▶ _OBJECTIVE_
Please arrange the records as a JSON list of strings, one string per line with blank lines left out, from the first line up to and including the line with "bar [856,292,900,466]".

*** GIVEN INFORMATION

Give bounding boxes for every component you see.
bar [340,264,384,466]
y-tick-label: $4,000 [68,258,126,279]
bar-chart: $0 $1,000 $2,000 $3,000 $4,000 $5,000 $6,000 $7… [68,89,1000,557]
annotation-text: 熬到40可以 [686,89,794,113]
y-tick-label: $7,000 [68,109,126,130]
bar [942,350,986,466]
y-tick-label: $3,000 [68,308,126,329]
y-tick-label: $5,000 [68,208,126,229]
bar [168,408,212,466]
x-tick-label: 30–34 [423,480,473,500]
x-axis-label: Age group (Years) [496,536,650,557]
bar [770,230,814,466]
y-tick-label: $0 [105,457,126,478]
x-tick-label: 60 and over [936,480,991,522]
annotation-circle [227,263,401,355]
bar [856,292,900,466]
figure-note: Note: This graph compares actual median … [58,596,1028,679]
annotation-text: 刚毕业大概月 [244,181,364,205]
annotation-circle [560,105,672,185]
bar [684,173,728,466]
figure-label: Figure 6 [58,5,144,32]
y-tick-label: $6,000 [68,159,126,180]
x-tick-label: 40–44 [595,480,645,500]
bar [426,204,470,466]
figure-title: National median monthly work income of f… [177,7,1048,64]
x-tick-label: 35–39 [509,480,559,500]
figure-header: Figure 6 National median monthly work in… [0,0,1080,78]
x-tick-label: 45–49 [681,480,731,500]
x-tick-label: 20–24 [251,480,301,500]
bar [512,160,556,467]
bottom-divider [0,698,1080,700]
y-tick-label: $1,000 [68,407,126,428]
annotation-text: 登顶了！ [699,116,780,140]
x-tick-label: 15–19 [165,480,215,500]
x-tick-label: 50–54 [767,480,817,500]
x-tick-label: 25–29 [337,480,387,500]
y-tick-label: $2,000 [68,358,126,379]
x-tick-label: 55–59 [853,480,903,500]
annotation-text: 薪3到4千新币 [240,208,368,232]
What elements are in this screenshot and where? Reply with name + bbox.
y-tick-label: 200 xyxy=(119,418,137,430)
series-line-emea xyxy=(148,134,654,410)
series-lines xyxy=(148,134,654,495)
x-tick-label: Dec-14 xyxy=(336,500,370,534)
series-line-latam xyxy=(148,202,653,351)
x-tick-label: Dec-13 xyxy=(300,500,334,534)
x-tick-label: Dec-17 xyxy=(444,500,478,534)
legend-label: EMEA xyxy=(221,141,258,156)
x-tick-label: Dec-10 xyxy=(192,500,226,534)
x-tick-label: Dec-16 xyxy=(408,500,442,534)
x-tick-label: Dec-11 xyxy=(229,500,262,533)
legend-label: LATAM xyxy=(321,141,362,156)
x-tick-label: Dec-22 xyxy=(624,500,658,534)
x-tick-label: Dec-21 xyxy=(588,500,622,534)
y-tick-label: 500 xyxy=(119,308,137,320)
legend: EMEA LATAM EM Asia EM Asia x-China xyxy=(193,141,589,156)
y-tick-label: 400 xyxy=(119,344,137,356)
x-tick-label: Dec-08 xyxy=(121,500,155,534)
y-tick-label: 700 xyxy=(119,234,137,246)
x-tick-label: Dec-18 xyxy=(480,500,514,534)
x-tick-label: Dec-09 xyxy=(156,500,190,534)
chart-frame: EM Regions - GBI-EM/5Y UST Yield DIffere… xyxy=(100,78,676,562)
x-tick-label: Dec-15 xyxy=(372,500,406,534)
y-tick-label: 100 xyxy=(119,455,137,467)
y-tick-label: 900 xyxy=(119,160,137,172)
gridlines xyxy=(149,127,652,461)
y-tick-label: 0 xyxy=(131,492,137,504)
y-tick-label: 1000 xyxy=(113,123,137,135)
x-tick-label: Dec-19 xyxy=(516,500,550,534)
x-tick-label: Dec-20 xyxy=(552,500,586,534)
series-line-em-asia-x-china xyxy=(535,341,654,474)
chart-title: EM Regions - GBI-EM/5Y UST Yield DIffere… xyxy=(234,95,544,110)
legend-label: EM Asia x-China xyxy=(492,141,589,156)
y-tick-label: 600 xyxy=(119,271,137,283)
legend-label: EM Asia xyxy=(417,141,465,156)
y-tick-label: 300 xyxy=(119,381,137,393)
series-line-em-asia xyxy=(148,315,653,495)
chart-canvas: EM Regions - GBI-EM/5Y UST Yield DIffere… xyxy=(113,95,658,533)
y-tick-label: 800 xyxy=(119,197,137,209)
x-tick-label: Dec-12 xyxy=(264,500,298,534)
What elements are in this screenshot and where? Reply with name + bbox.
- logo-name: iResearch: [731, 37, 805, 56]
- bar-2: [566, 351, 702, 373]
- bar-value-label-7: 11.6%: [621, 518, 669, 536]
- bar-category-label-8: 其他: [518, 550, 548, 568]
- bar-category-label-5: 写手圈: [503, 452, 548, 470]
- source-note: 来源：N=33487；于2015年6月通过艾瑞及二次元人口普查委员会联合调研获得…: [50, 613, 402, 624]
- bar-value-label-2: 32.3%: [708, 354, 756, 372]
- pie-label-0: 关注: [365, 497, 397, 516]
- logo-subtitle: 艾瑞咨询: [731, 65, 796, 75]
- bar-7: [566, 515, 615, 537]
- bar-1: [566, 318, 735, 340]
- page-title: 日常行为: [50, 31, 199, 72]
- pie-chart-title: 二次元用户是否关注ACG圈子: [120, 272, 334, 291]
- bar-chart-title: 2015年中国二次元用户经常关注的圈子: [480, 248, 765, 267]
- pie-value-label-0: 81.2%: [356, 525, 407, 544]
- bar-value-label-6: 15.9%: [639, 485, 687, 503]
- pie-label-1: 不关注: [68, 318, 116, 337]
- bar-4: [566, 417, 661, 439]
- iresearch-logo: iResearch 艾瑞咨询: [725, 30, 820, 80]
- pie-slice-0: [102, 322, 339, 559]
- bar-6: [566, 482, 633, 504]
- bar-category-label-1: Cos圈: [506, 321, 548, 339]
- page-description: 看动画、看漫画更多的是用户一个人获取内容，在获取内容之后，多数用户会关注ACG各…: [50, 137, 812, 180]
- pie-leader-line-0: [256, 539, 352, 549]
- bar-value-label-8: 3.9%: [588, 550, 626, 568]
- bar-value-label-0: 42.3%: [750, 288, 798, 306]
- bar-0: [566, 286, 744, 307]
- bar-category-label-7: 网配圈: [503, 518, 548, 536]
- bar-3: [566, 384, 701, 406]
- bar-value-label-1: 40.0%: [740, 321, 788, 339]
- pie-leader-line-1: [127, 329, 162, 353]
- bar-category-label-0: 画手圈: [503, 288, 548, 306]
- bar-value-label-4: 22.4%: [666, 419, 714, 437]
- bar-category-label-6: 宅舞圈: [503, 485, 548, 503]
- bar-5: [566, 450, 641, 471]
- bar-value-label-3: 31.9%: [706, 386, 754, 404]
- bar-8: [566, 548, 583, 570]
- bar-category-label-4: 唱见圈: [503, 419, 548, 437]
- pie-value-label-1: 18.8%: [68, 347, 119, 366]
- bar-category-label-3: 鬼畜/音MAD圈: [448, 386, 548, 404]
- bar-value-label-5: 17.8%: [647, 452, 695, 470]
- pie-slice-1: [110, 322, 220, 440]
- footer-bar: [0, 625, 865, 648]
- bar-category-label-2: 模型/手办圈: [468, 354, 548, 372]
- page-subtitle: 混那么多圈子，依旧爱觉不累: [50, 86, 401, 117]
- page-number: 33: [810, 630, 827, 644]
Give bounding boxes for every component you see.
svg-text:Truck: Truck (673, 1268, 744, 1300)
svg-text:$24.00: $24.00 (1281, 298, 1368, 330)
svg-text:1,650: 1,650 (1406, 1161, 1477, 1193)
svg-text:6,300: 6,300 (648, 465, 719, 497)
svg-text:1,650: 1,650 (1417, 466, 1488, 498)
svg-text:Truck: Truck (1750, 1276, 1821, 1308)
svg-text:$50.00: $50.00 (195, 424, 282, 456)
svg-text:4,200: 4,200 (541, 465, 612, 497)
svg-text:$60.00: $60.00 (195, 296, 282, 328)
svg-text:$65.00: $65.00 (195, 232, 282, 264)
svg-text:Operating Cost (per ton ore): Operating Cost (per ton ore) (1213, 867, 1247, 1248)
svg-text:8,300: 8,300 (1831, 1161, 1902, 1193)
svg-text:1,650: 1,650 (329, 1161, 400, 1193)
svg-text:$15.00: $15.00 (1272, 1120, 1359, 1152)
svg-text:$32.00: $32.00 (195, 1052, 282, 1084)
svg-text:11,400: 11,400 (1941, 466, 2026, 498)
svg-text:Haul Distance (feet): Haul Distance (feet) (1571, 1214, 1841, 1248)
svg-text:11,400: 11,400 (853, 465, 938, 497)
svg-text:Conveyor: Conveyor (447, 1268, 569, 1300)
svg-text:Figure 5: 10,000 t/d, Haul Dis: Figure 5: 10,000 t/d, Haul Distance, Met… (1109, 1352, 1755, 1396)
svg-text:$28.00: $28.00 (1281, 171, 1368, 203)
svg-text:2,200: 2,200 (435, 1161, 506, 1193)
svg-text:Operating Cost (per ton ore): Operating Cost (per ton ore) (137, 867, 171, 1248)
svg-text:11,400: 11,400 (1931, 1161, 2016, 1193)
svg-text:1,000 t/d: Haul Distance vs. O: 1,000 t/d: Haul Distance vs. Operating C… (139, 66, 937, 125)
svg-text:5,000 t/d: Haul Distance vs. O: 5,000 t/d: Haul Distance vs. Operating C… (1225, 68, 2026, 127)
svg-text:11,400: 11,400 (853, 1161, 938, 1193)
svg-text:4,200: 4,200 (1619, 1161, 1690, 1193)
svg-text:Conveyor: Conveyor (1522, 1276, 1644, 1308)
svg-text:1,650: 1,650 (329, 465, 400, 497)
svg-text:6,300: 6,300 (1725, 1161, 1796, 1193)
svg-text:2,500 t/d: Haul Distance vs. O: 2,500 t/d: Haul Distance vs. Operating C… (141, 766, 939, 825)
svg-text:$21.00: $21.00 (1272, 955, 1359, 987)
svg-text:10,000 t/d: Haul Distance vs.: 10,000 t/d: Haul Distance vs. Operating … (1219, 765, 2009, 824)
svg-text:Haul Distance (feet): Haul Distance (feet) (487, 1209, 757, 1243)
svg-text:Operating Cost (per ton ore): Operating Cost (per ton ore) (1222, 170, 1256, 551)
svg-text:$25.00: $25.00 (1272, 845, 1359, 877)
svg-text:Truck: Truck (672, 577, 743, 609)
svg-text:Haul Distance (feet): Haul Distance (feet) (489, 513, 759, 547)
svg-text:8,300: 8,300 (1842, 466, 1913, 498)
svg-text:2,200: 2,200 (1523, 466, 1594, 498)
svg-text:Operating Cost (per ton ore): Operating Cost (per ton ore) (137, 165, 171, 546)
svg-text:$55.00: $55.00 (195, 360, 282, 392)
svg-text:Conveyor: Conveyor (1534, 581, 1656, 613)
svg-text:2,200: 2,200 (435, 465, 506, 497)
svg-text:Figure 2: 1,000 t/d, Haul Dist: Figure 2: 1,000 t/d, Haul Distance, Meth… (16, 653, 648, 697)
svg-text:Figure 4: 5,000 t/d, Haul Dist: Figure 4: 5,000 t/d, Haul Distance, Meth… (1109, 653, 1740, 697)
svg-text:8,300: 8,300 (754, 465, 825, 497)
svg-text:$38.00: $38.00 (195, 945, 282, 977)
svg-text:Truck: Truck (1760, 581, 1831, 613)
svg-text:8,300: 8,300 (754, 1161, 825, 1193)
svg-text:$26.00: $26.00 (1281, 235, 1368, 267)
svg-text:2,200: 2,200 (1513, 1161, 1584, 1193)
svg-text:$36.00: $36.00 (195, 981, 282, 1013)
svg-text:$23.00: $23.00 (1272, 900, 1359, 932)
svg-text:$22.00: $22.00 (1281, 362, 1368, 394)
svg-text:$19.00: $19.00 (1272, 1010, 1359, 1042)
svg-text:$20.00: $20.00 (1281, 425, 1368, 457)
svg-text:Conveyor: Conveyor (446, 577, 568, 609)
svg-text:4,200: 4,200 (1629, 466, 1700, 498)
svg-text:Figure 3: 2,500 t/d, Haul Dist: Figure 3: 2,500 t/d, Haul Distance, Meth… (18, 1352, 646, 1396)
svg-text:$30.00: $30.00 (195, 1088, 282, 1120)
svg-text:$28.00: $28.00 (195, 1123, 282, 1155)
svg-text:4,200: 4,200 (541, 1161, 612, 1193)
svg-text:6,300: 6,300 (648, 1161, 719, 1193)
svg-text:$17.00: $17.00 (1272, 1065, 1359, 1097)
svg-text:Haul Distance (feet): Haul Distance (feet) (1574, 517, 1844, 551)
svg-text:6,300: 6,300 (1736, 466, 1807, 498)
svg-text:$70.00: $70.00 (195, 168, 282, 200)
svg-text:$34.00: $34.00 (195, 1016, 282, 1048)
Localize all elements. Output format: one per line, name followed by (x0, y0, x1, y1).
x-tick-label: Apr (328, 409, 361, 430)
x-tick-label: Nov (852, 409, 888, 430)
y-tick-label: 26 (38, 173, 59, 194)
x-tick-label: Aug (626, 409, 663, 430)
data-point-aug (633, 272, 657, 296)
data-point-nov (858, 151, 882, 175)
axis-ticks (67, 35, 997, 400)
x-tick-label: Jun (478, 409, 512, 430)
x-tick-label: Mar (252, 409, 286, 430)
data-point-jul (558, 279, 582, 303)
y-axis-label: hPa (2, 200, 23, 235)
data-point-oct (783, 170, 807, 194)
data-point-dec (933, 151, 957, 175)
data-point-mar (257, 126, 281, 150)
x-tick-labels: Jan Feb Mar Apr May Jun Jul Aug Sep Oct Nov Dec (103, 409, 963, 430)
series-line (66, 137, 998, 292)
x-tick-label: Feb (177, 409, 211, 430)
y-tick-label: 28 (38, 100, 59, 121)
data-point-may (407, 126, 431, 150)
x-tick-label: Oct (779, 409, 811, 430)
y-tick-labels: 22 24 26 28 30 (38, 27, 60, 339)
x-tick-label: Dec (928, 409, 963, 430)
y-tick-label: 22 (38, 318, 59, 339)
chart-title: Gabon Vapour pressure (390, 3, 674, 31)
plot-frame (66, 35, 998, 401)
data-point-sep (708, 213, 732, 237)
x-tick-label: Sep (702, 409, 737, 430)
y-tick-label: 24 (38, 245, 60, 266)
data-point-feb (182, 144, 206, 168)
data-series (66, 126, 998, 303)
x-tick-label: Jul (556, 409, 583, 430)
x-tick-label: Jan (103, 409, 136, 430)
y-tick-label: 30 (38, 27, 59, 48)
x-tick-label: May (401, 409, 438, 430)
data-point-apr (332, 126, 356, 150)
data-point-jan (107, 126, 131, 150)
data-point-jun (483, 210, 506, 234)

******

▶ _ANSWER TO THE EXERCISE_
[
  "Give bounding boxes for every component you see.",
  "bar [340,264,384,466]",
  "y-tick-label: $4,000 [68,258,126,279]",
  "bar-chart: $0 $1,000 $2,000 $3,000 $4,000 $5,000 $6,000 $7… [68,89,1000,557]",
  "annotation-text: 熬到40可以 [686,89,794,113]",
  "y-tick-label: $7,000 [68,109,126,130]",
  "bar [942,350,986,466]",
  "y-tick-label: $3,000 [68,308,126,329]",
  "y-tick-label: $5,000 [68,208,126,229]",
  "bar [168,408,212,466]",
  "x-tick-label: 30–34 [423,480,473,500]",
  "x-axis-label: Age group (Years) [496,536,650,557]",
  "bar [770,230,814,466]",
  "y-tick-label: $0 [105,457,126,478]",
  "x-tick-label: 60 and over [936,480,991,522]",
  "annotation-circle [227,263,401,355]",
  "bar [856,292,900,466]"
]